### Goal
Please copy the data below word for word, omitting the pictures.

======== Records for the task ========

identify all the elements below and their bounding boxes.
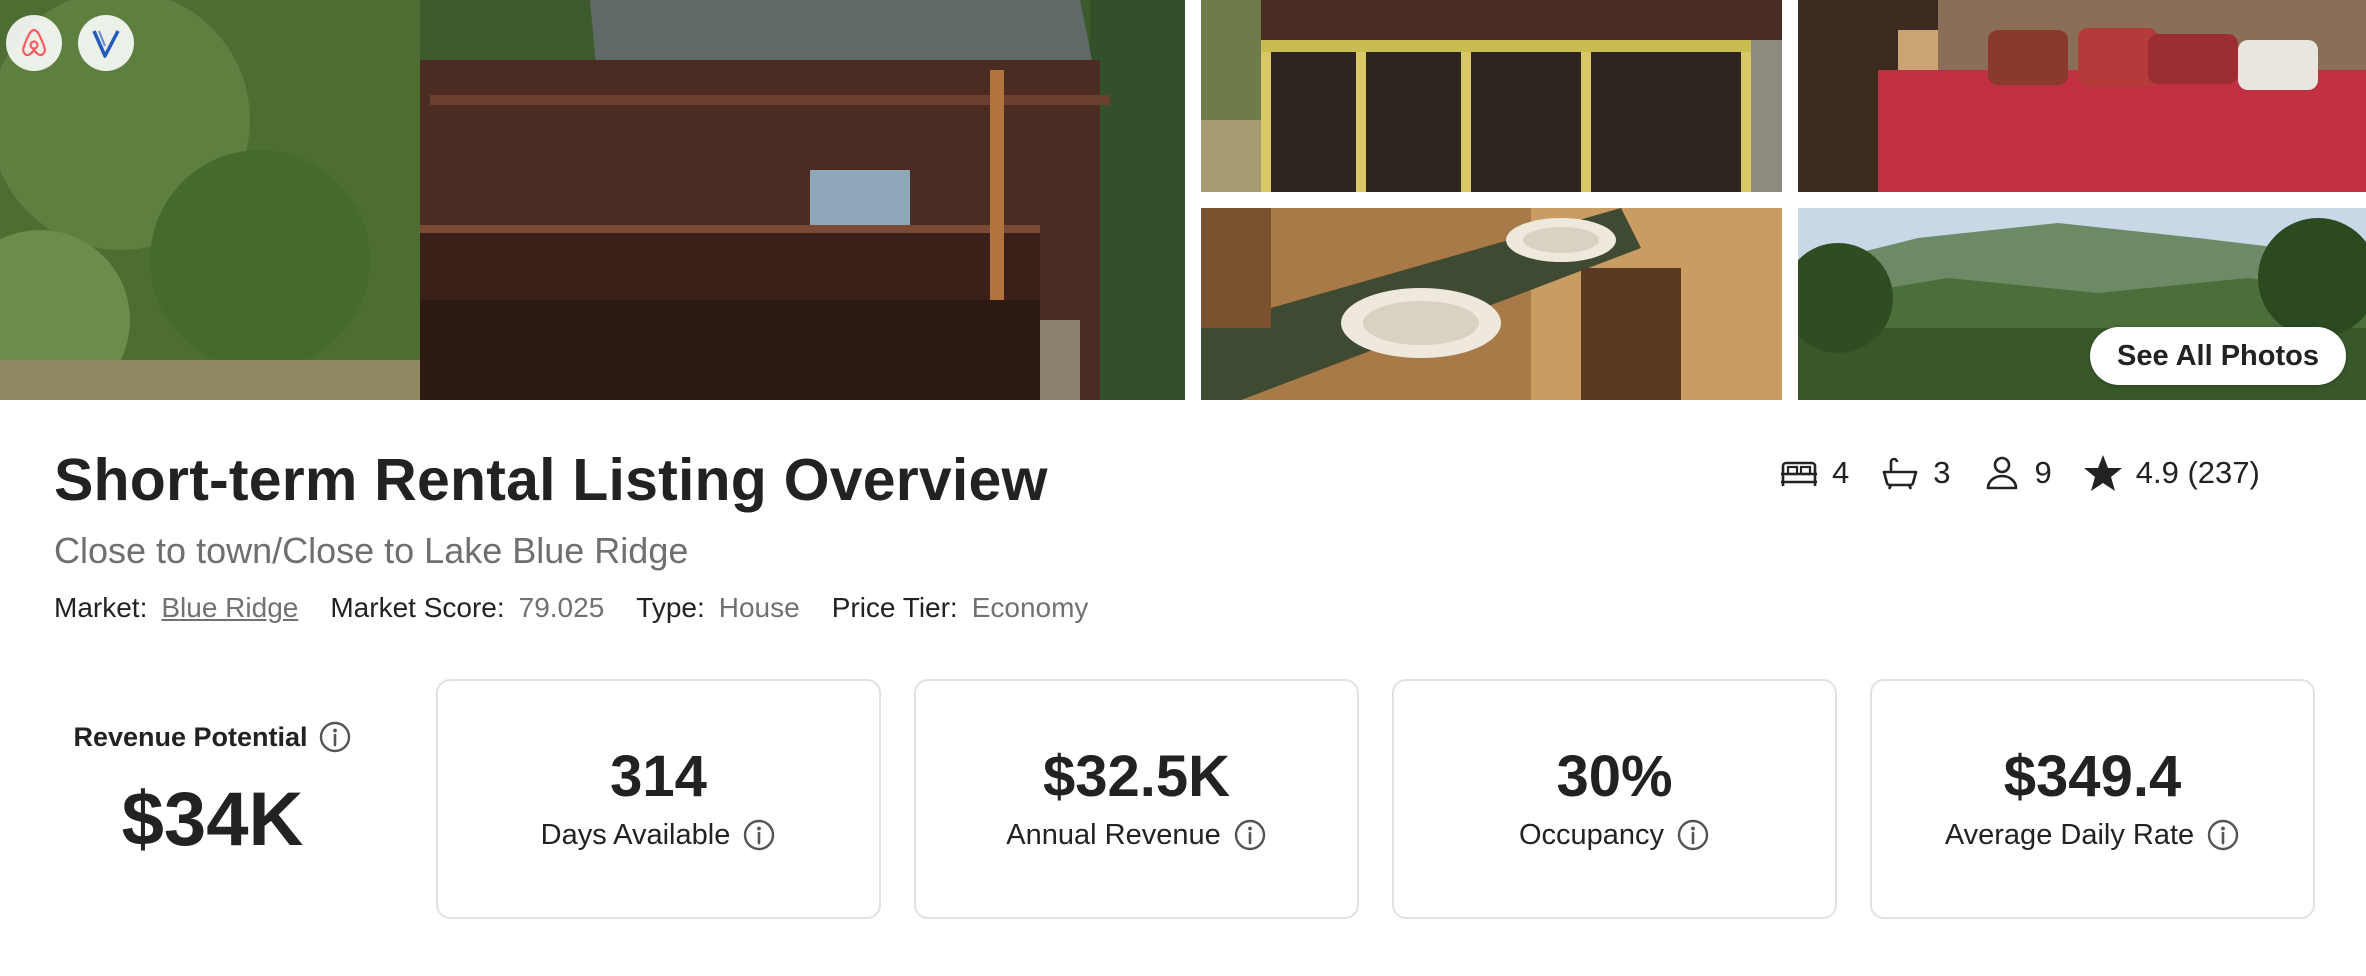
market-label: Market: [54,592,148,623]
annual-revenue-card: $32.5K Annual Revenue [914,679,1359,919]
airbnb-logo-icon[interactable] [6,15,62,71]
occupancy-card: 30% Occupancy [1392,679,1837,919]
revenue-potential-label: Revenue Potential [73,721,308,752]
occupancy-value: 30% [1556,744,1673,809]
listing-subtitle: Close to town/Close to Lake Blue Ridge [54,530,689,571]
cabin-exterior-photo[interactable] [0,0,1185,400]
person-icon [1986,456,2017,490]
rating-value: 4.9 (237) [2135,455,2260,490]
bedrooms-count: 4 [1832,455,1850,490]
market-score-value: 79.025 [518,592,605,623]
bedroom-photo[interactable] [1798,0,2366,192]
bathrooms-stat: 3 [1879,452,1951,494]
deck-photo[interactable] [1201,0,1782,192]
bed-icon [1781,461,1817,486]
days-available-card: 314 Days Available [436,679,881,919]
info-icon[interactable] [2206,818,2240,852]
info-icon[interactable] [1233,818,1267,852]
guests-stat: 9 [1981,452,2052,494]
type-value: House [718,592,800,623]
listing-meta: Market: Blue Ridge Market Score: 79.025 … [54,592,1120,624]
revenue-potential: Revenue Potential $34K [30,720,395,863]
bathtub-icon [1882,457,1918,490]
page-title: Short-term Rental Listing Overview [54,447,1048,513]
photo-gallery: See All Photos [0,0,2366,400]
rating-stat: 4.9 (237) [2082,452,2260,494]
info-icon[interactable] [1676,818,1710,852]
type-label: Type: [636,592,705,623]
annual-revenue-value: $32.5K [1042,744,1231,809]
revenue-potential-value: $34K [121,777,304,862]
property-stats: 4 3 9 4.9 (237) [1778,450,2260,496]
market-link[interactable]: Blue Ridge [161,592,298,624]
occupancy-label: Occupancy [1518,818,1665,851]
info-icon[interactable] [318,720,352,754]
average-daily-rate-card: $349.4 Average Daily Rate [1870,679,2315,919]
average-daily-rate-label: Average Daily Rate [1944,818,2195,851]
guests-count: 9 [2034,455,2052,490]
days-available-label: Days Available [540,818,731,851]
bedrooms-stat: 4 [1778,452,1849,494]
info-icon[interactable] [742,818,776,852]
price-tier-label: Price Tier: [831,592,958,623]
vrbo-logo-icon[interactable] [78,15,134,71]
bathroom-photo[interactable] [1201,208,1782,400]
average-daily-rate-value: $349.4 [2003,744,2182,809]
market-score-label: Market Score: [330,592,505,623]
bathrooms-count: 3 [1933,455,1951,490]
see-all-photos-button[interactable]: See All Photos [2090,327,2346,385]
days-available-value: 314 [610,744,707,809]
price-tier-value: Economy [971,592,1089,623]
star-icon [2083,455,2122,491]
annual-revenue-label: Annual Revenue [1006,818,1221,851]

========

### Solved exercise
identify all the elements below and their bounding boxes.
market-label: Market: [54,592,148,623]
annual-revenue-card: $32.5K Annual Revenue [914,679,1359,919]
airbnb-logo-icon[interactable] [6,15,62,71]
occupancy-card: 30% Occupancy [1392,679,1837,919]
revenue-potential-label: Revenue Potential [73,721,308,752]
occupancy-value: 30% [1556,744,1673,809]
listing-subtitle: Close to town/Close to Lake Blue Ridge [54,530,689,571]
cabin-exterior-photo[interactable] [0,0,1185,400]
person-icon [1986,456,2017,490]
rating-value: 4.9 (237) [2135,455,2260,490]
bedrooms-count: 4 [1832,455,1850,490]
market-score-value: 79.025 [518,592,605,623]
bedroom-photo[interactable] [1798,0,2366,192]
bathrooms-stat: 3 [1879,452,1951,494]
deck-photo[interactable] [1201,0,1782,192]
bed-icon [1781,461,1817,486]
days-available-card: 314 Days Available [436,679,881,919]
info-icon[interactable] [2206,818,2240,852]
info-icon[interactable] [1233,818,1267,852]
guests-stat: 9 [1981,452,2052,494]
type-value: House [718,592,800,623]
listing-meta: Market: Blue Ridge Market Score: 79.025 … [54,592,1120,624]
revenue-potential: Revenue Potential $34K [30,720,395,863]
bathtub-icon [1882,457,1918,490]
page-title: Short-term Rental Listing Overview [54,447,1048,513]
photo-gallery: See All Photos [0,0,2366,400]
rating-stat: 4.9 (237) [2082,452,2260,494]
info-icon[interactable] [1676,818,1710,852]
type-label: Type: [636,592,705,623]
annual-revenue-value: $32.5K [1042,744,1231,809]
revenue-potential-value: $34K [121,777,304,862]
property-stats: 4 3 9 4.9 (237) [1778,450,2260,496]
market-link[interactable]: Blue Ridge [161,592,298,624]
occupancy-label: Occupancy [1518,818,1665,851]
info-icon[interactable] [318,720,352,754]
average-daily-rate-card: $349.4 Average Daily Rate [1870,679,2315,919]
average-daily-rate-label: Average Daily Rate [1944,818,2195,851]
guests-count: 9 [2034,455,2052,490]
days-available-label: Days Available [540,818,731,851]
bedrooms-stat: 4 [1778,452,1849,494]
info-icon[interactable] [742,818,776,852]
price-tier-label: Price Tier: [831,592,958,623]
vrbo-logo-icon[interactable] [78,15,134,71]
bathroom-photo[interactable] [1201,208,1782,400]
average-daily-rate-value: $349.4 [2003,744,2182,809]
market-score-label: Market Score: [330,592,505,623]
bathrooms-count: 3 [1933,455,1951,490]
see-all-photos-button[interactable]: See All Photos [2090,327,2346,385]
days-available-value: 314 [610,744,707,809]
price-tier-value: Economy [971,592,1089,623]
star-icon [2083,455,2122,491]
annual-revenue-label: Annual Revenue [1006,818,1221,851]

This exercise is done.